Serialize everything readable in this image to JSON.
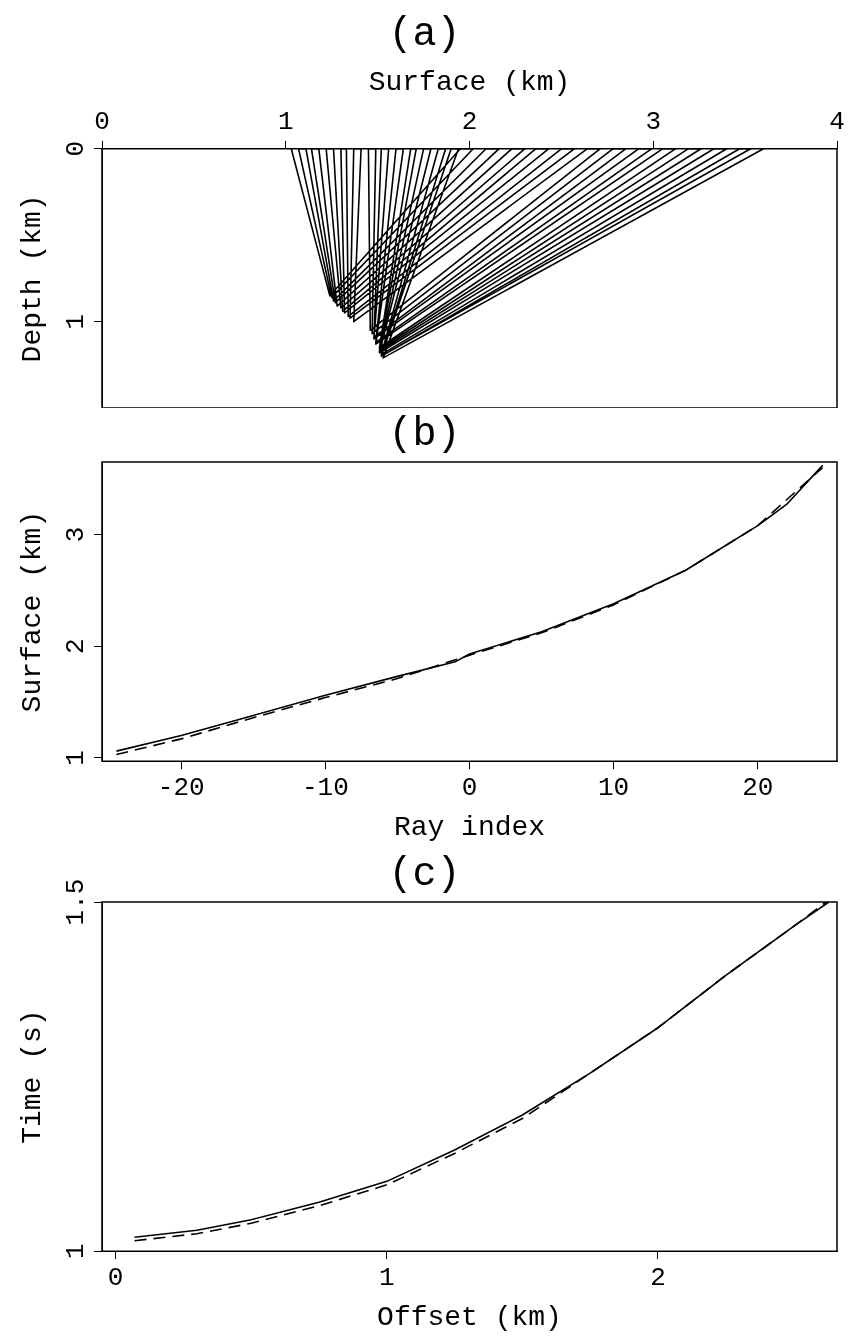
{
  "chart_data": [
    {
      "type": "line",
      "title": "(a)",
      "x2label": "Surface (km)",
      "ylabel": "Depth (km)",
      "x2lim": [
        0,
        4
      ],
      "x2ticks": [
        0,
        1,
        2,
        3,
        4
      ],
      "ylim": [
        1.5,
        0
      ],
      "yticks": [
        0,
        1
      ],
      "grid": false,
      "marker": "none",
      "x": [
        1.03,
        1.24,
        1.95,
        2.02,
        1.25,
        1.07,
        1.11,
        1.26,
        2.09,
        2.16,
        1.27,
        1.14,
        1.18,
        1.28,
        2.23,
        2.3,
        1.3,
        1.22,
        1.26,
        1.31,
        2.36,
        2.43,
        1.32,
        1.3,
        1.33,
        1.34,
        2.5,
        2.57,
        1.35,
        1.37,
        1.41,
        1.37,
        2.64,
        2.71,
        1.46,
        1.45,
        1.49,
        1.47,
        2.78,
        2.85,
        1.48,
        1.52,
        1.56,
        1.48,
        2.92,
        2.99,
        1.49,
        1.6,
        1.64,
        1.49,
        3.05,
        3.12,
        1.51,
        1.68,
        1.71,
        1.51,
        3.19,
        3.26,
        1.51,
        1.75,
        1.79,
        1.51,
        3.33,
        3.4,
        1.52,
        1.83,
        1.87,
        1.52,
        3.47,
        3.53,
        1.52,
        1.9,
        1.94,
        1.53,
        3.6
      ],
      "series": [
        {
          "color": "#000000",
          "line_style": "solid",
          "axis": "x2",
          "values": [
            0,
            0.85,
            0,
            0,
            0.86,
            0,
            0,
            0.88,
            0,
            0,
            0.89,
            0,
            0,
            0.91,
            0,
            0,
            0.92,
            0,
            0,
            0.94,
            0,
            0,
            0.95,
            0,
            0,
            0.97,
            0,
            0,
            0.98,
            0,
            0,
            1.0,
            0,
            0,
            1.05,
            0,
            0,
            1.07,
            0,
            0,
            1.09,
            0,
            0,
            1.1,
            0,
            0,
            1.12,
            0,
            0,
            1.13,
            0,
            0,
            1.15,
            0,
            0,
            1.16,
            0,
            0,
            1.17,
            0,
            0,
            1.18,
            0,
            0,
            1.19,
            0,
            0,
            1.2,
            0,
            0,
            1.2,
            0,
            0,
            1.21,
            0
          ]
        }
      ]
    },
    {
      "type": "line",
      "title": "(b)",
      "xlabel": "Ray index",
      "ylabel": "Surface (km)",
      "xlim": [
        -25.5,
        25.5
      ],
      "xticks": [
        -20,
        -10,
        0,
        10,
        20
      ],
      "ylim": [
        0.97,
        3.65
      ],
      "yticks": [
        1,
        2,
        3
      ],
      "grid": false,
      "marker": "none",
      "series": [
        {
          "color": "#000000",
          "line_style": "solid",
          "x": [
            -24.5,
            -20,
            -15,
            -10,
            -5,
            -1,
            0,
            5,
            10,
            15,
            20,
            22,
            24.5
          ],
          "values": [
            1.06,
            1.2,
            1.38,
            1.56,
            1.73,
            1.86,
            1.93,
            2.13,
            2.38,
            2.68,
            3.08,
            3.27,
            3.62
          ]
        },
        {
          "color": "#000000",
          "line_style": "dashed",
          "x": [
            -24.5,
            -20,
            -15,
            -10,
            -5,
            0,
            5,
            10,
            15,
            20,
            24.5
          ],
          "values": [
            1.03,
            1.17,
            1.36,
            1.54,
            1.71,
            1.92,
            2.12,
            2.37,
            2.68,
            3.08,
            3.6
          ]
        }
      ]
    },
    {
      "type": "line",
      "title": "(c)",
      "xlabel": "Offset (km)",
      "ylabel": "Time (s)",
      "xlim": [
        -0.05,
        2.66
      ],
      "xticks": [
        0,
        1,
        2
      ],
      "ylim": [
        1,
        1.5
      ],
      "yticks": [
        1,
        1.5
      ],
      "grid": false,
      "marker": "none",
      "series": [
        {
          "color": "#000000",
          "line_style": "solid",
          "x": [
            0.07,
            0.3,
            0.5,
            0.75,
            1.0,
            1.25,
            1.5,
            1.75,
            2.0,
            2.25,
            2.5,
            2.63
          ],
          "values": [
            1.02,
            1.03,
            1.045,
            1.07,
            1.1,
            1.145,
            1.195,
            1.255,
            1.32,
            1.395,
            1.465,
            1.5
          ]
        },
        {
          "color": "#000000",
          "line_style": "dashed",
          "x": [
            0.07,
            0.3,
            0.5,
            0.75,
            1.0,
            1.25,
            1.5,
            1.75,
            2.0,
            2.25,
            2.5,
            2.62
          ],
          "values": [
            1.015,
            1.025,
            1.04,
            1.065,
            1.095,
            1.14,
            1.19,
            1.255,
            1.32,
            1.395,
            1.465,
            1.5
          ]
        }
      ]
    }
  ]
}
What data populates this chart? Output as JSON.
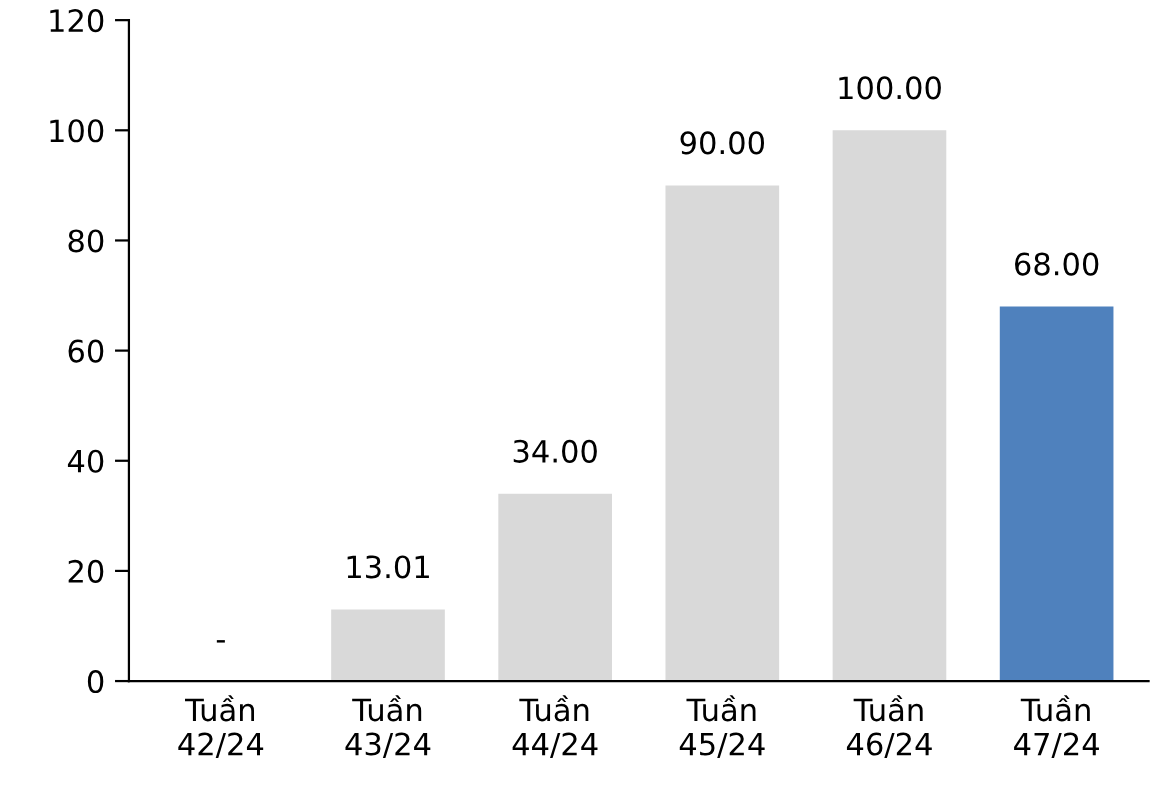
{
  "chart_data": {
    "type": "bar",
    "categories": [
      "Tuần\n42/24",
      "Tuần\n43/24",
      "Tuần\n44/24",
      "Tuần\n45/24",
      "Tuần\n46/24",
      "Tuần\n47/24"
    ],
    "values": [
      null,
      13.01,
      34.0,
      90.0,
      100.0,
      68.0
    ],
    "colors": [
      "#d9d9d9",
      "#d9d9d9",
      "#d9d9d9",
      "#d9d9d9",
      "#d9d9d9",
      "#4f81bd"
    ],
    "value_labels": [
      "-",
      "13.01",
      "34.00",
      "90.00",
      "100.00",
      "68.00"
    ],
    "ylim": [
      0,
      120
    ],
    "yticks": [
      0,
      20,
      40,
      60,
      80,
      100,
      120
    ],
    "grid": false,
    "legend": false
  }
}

* * *

Transcribe every line from the records above without alteration, and leave out the images.

Solution to the problem >>
Serialize everything readable in this image to JSON.
{
  "chart_data": [
    {
      "type": "line",
      "title": "(a)",
      "x2label": "Surface (km)",
      "ylabel": "Depth (km)",
      "x2lim": [
        0,
        4
      ],
      "x2ticks": [
        0,
        1,
        2,
        3,
        4
      ],
      "ylim": [
        1.5,
        0
      ],
      "yticks": [
        0,
        1
      ],
      "grid": false,
      "marker": "none",
      "x": [
        1.03,
        1.24,
        1.95,
        2.02,
        1.25,
        1.07,
        1.11,
        1.26,
        2.09,
        2.16,
        1.27,
        1.14,
        1.18,
        1.28,
        2.23,
        2.3,
        1.3,
        1.22,
        1.26,
        1.31,
        2.36,
        2.43,
        1.32,
        1.3,
        1.33,
        1.34,
        2.5,
        2.57,
        1.35,
        1.37,
        1.41,
        1.37,
        2.64,
        2.71,
        1.46,
        1.45,
        1.49,
        1.47,
        2.78,
        2.85,
        1.48,
        1.52,
        1.56,
        1.48,
        2.92,
        2.99,
        1.49,
        1.6,
        1.64,
        1.49,
        3.05,
        3.12,
        1.51,
        1.68,
        1.71,
        1.51,
        3.19,
        3.26,
        1.51,
        1.75,
        1.79,
        1.51,
        3.33,
        3.4,
        1.52,
        1.83,
        1.87,
        1.52,
        3.47,
        3.53,
        1.52,
        1.9,
        1.94,
        1.53,
        3.6
      ],
      "series": [
        {
          "color": "#000000",
          "line_style": "solid",
          "axis": "x2",
          "values": [
            0,
            0.85,
            0,
            0,
            0.86,
            0,
            0,
            0.88,
            0,
            0,
            0.89,
            0,
            0,
            0.91,
            0,
            0,
            0.92,
            0,
            0,
            0.94,
            0,
            0,
            0.95,
            0,
            0,
            0.97,
            0,
            0,
            0.98,
            0,
            0,
            1.0,
            0,
            0,
            1.05,
            0,
            0,
            1.07,
            0,
            0,
            1.09,
            0,
            0,
            1.1,
            0,
            0,
            1.12,
            0,
            0,
            1.13,
            0,
            0,
            1.15,
            0,
            0,
            1.16,
            0,
            0,
            1.17,
            0,
            0,
            1.18,
            0,
            0,
            1.19,
            0,
            0,
            1.2,
            0,
            0,
            1.2,
            0,
            0,
            1.21,
            0
          ]
        }
      ]
    },
    {
      "type": "line",
      "title": "(b)",
      "xlabel": "Ray index",
      "ylabel": "Surface (km)",
      "xlim": [
        -25.5,
        25.5
      ],
      "xticks": [
        -20,
        -10,
        0,
        10,
        20
      ],
      "ylim": [
        0.97,
        3.65
      ],
      "yticks": [
        1,
        2,
        3
      ],
      "grid": false,
      "marker": "none",
      "series": [
        {
          "color": "#000000",
          "line_style": "solid",
          "x": [
            -24.5,
            -20,
            -15,
            -10,
            -5,
            -1,
            0,
            5,
            10,
            15,
            20,
            22,
            24.5
          ],
          "values": [
            1.06,
            1.2,
            1.38,
            1.56,
            1.73,
            1.86,
            1.93,
            2.13,
            2.38,
            2.68,
            3.08,
            3.27,
            3.62
          ]
        },
        {
          "color": "#000000",
          "line_style": "dashed",
          "x": [
            -24.5,
            -20,
            -15,
            -10,
            -5,
            0,
            5,
            10,
            15,
            20,
            24.5
          ],
          "values": [
            1.03,
            1.17,
            1.36,
            1.54,
            1.71,
            1.92,
            2.12,
            2.37,
            2.68,
            3.08,
            3.6
          ]
        }
      ]
    },
    {
      "type": "line",
      "title": "(c)",
      "xlabel": "Offset (km)",
      "ylabel": "Time (s)",
      "xlim": [
        -0.05,
        2.66
      ],
      "xticks": [
        0,
        1,
        2
      ],
      "ylim": [
        1,
        1.5
      ],
      "yticks": [
        1,
        1.5
      ],
      "grid": false,
      "marker": "none",
      "series": [
        {
          "color": "#000000",
          "line_style": "solid",
          "x": [
            0.07,
            0.3,
            0.5,
            0.75,
            1.0,
            1.25,
            1.5,
            1.75,
            2.0,
            2.25,
            2.5,
            2.63
          ],
          "values": [
            1.02,
            1.03,
            1.045,
            1.07,
            1.1,
            1.145,
            1.195,
            1.255,
            1.32,
            1.395,
            1.465,
            1.5
          ]
        },
        {
          "color": "#000000",
          "line_style": "dashed",
          "x": [
            0.07,
            0.3,
            0.5,
            0.75,
            1.0,
            1.25,
            1.5,
            1.75,
            2.0,
            2.25,
            2.5,
            2.62
          ],
          "values": [
            1.015,
            1.025,
            1.04,
            1.065,
            1.095,
            1.14,
            1.19,
            1.255,
            1.32,
            1.395,
            1.465,
            1.5
          ]
        }
      ]
    }
  ]
}
What data populates this chart? Output as JSON.
{
  "chart_data": {
    "type": "bar",
    "categories": [
      "Tuần\n42/24",
      "Tuần\n43/24",
      "Tuần\n44/24",
      "Tuần\n45/24",
      "Tuần\n46/24",
      "Tuần\n47/24"
    ],
    "values": [
      null,
      13.01,
      34.0,
      90.0,
      100.0,
      68.0
    ],
    "colors": [
      "#d9d9d9",
      "#d9d9d9",
      "#d9d9d9",
      "#d9d9d9",
      "#d9d9d9",
      "#4f81bd"
    ],
    "value_labels": [
      "-",
      "13.01",
      "34.00",
      "90.00",
      "100.00",
      "68.00"
    ],
    "ylim": [
      0,
      120
    ],
    "yticks": [
      0,
      20,
      40,
      60,
      80,
      100,
      120
    ],
    "grid": false,
    "legend": false
  }
}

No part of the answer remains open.